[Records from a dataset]
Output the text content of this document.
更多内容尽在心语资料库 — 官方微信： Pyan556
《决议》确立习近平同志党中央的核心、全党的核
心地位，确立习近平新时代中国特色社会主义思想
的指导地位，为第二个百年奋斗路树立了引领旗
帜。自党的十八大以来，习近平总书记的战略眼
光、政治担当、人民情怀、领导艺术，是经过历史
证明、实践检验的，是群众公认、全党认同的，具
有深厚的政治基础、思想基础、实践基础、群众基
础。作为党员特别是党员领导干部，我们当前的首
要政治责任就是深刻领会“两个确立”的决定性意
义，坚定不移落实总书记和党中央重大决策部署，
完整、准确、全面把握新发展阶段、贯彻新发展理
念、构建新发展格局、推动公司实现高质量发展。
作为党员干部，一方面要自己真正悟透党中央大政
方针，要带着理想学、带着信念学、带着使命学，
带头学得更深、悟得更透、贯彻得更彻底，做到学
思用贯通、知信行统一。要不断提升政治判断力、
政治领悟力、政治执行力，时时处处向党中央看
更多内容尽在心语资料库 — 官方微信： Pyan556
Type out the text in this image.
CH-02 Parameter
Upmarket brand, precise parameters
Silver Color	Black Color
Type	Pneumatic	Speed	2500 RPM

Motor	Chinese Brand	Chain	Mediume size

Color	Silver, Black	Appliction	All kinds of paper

Task requirements - Which lines hold the word "this"? Return all of them from the records above.

Exercise solution -
Output the text content of this document.
Type out the text in this image.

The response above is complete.